◆ Data to process:
━━━━━━━━
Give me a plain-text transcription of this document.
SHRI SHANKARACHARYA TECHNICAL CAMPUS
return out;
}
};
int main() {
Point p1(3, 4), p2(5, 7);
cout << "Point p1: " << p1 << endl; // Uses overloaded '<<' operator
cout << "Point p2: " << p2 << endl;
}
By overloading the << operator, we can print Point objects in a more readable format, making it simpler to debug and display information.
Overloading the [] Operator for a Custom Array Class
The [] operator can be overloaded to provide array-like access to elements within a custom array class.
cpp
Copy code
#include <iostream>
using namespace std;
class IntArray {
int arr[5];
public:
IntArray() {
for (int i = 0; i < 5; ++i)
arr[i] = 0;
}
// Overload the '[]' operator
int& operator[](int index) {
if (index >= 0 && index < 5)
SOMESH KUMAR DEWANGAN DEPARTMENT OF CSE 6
━━━━━━━━
◆ What the task requires:
Output the listing above word for word.

◆ Answer to the problem:
Give me a plain-text transcription of this document.
SHRI SHANKARACHARYA TECHNICAL CAMPUS
return out;
}
};
int main() {
Point p1(3, 4), p2(5, 7);
cout << "Point p1: " << p1 << endl; // Uses overloaded '<<' operator
cout << "Point p2: " << p2 << endl;
}
By overloading the << operator, we can print Point objects in a more readable format, making it simpler to debug and display information.
Overloading the [] Operator for a Custom Array Class
The [] operator can be overloaded to provide array-like access to elements within a custom array class.
cpp
Copy code
#include <iostream>
using namespace std;
class IntArray {
int arr[5];
public:
IntArray() {
for (int i = 0; i < 5; ++i)
arr[i] = 0;
}
// Overload the '[]' operator
int& operator[](int index) {
if (index >= 0 && index < 5)
SOMESH KUMAR DEWANGAN DEPARTMENT OF CSE 6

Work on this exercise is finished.